═══ INFORMATION PROVIDED ═══

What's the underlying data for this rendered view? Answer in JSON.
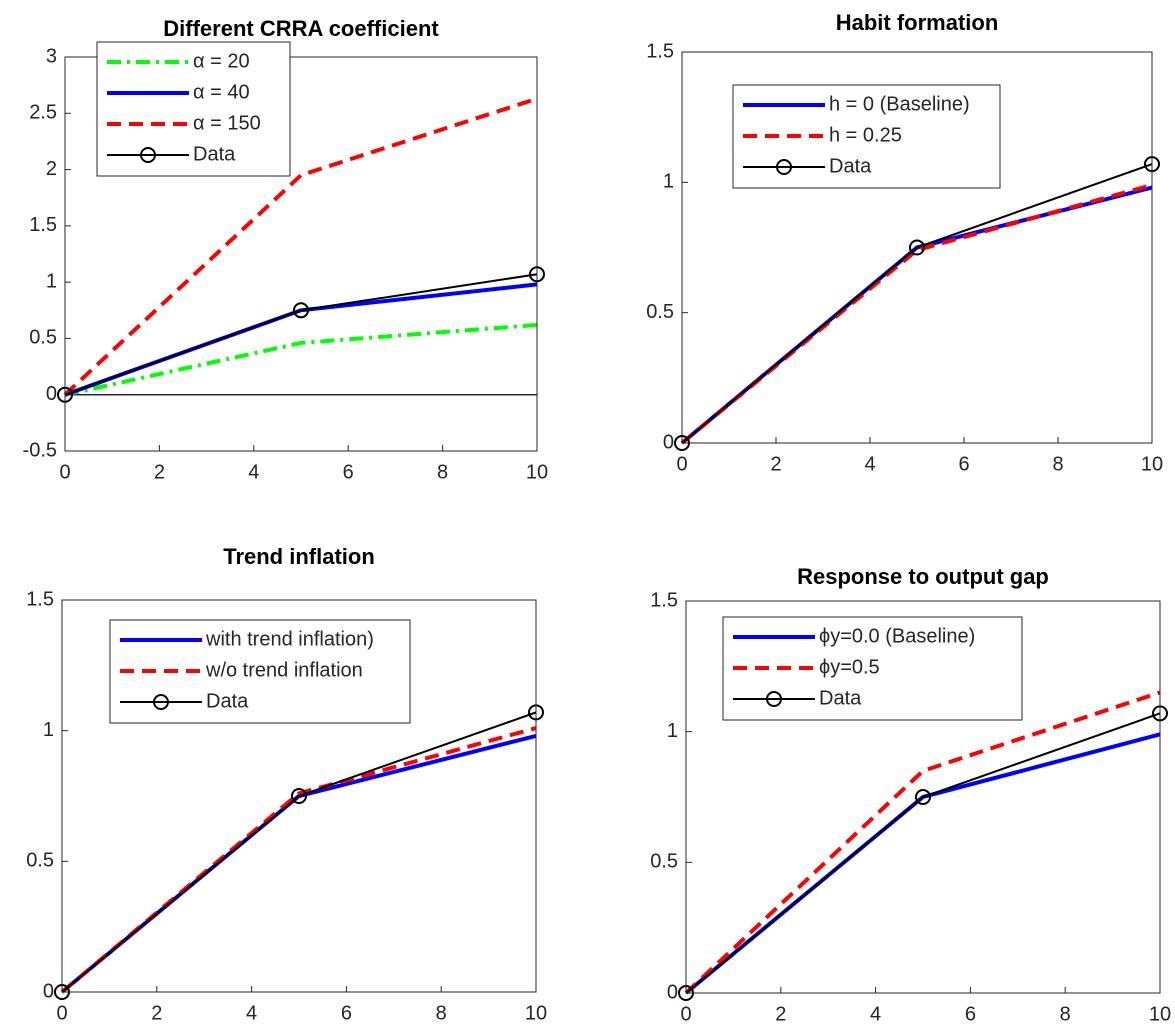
{
  "chart_data": [
    {
      "type": "line",
      "title": "Different CRRA coefficient",
      "x": [
        0,
        5,
        10
      ],
      "xlim": [
        0,
        10
      ],
      "xticks": [
        0,
        2,
        4,
        6,
        8,
        10
      ],
      "ylim": [
        -0.5,
        3
      ],
      "yticks": [
        -0.5,
        0,
        0.5,
        1,
        1.5,
        2,
        2.5,
        3
      ],
      "zero_line": true,
      "legend": "upper left",
      "series": [
        {
          "name": "α = 20",
          "color": "#00ff00",
          "linestyle": "dashdot",
          "values": [
            0,
            0.46,
            0.62
          ]
        },
        {
          "name": "α = 40",
          "color": "#0000ff",
          "linestyle": "solid",
          "values": [
            0,
            0.75,
            0.98
          ]
        },
        {
          "name": "α = 150",
          "color": "#ff0000",
          "linestyle": "dashed",
          "values": [
            0,
            1.95,
            2.63
          ]
        },
        {
          "name": "Data",
          "color": "#000000",
          "linestyle": "solid",
          "marker": "o",
          "values": [
            0,
            0.75,
            1.07
          ]
        }
      ]
    },
    {
      "type": "line",
      "title": "Habit formation",
      "x": [
        0,
        5,
        10
      ],
      "xlim": [
        0,
        10
      ],
      "xticks": [
        0,
        2,
        4,
        6,
        8,
        10
      ],
      "ylim": [
        0,
        1.5
      ],
      "yticks": [
        0,
        0.5,
        1,
        1.5
      ],
      "legend": "upper left",
      "series": [
        {
          "name": "h = 0 (Baseline)",
          "color": "#0000ff",
          "linestyle": "solid",
          "values": [
            0,
            0.75,
            0.98
          ]
        },
        {
          "name": "h = 0.25",
          "color": "#ff0000",
          "linestyle": "dashed",
          "values": [
            0,
            0.74,
            0.99
          ]
        },
        {
          "name": "Data",
          "color": "#000000",
          "linestyle": "solid",
          "marker": "o",
          "values": [
            0,
            0.75,
            1.07
          ]
        }
      ]
    },
    {
      "type": "line",
      "title": "Trend inflation",
      "x": [
        0,
        5,
        10
      ],
      "xlim": [
        0,
        10
      ],
      "xticks": [
        0,
        2,
        4,
        6,
        8,
        10
      ],
      "ylim": [
        0,
        1.5
      ],
      "yticks": [
        0,
        0.5,
        1,
        1.5
      ],
      "legend": "upper left",
      "series": [
        {
          "name": "with trend inflation)",
          "color": "#0000ff",
          "linestyle": "solid",
          "values": [
            0,
            0.75,
            0.98
          ]
        },
        {
          "name": "w/o trend inflation",
          "color": "#ff0000",
          "linestyle": "dashed",
          "values": [
            0,
            0.76,
            1.01
          ]
        },
        {
          "name": "Data",
          "color": "#000000",
          "linestyle": "solid",
          "marker": "o",
          "values": [
            0,
            0.75,
            1.07
          ]
        }
      ]
    },
    {
      "type": "line",
      "title": "Response to output gap",
      "x": [
        0,
        5,
        10
      ],
      "xlim": [
        0,
        10
      ],
      "xticks": [
        0,
        2,
        4,
        6,
        8,
        10
      ],
      "ylim": [
        0,
        1.5
      ],
      "yticks": [
        0,
        0.5,
        1,
        1.5
      ],
      "legend": "upper left",
      "series": [
        {
          "name": "ϕy=0.0 (Baseline)",
          "color": "#0000ff",
          "linestyle": "solid",
          "values": [
            0,
            0.75,
            0.99
          ]
        },
        {
          "name": "ϕy=0.5",
          "color": "#ff0000",
          "linestyle": "dashed",
          "values": [
            0,
            0.85,
            1.15
          ]
        },
        {
          "name": "Data",
          "color": "#000000",
          "linestyle": "solid",
          "marker": "o",
          "values": [
            0,
            0.75,
            1.07
          ]
        }
      ]
    }
  ]
}
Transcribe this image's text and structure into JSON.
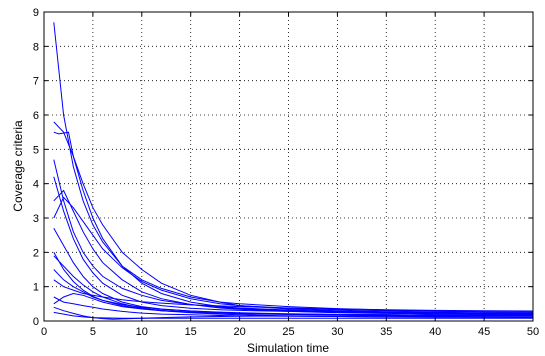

═══

- **GIVEN INSTRUCTION**
Leave out the pictures and copy the rest of the material above exactly.

- **RESULT BELOW**
What's the underlying data for this rendered view? Answer in JSON.
{
  "chart_data": [
    {
      "type": "line",
      "title": "Different CRRA coefficient",
      "x": [
        0,
        5,
        10
      ],
      "xlim": [
        0,
        10
      ],
      "xticks": [
        0,
        2,
        4,
        6,
        8,
        10
      ],
      "ylim": [
        -0.5,
        3
      ],
      "yticks": [
        -0.5,
        0,
        0.5,
        1,
        1.5,
        2,
        2.5,
        3
      ],
      "zero_line": true,
      "legend": "upper left",
      "series": [
        {
          "name": "α = 20",
          "color": "#00ff00",
          "linestyle": "dashdot",
          "values": [
            0,
            0.46,
            0.62
          ]
        },
        {
          "name": "α = 40",
          "color": "#0000ff",
          "linestyle": "solid",
          "values": [
            0,
            0.75,
            0.98
          ]
        },
        {
          "name": "α = 150",
          "color": "#ff0000",
          "linestyle": "dashed",
          "values": [
            0,
            1.95,
            2.63
          ]
        },
        {
          "name": "Data",
          "color": "#000000",
          "linestyle": "solid",
          "marker": "o",
          "values": [
            0,
            0.75,
            1.07
          ]
        }
      ]
    },
    {
      "type": "line",
      "title": "Habit formation",
      "x": [
        0,
        5,
        10
      ],
      "xlim": [
        0,
        10
      ],
      "xticks": [
        0,
        2,
        4,
        6,
        8,
        10
      ],
      "ylim": [
        0,
        1.5
      ],
      "yticks": [
        0,
        0.5,
        1,
        1.5
      ],
      "legend": "upper left",
      "series": [
        {
          "name": "h = 0 (Baseline)",
          "color": "#0000ff",
          "linestyle": "solid",
          "values": [
            0,
            0.75,
            0.98
          ]
        },
        {
          "name": "h = 0.25",
          "color": "#ff0000",
          "linestyle": "dashed",
          "values": [
            0,
            0.74,
            0.99
          ]
        },
        {
          "name": "Data",
          "color": "#000000",
          "linestyle": "solid",
          "marker": "o",
          "values": [
            0,
            0.75,
            1.07
          ]
        }
      ]
    },
    {
      "type": "line",
      "title": "Trend inflation",
      "x": [
        0,
        5,
        10
      ],
      "xlim": [
        0,
        10
      ],
      "xticks": [
        0,
        2,
        4,
        6,
        8,
        10
      ],
      "ylim": [
        0,
        1.5
      ],
      "yticks": [
        0,
        0.5,
        1,
        1.5
      ],
      "legend": "upper left",
      "series": [
        {
          "name": "with trend inflation)",
          "color": "#0000ff",
          "linestyle": "solid",
          "values": [
            0,
            0.75,
            0.98
          ]
        },
        {
          "name": "w/o trend inflation",
          "color": "#ff0000",
          "linestyle": "dashed",
          "values": [
            0,
            0.76,
            1.01
          ]
        },
        {
          "name": "Data",
          "color": "#000000",
          "linestyle": "solid",
          "marker": "o",
          "values": [
            0,
            0.75,
            1.07
          ]
        }
      ]
    },
    {
      "type": "line",
      "title": "Response to output gap",
      "x": [
        0,
        5,
        10
      ],
      "xlim": [
        0,
        10
      ],
      "xticks": [
        0,
        2,
        4,
        6,
        8,
        10
      ],
      "ylim": [
        0,
        1.5
      ],
      "yticks": [
        0,
        0.5,
        1,
        1.5
      ],
      "legend": "upper left",
      "series": [
        {
          "name": "ϕy=0.0 (Baseline)",
          "color": "#0000ff",
          "linestyle": "solid",
          "values": [
            0,
            0.75,
            0.99
          ]
        },
        {
          "name": "ϕy=0.5",
          "color": "#ff0000",
          "linestyle": "dashed",
          "values": [
            0,
            0.85,
            1.15
          ]
        },
        {
          "name": "Data",
          "color": "#000000",
          "linestyle": "solid",
          "marker": "o",
          "values": [
            0,
            0.75,
            1.07
          ]
        }
      ]
    }
  ]
}
Transcribe this image's text and structure into JSON.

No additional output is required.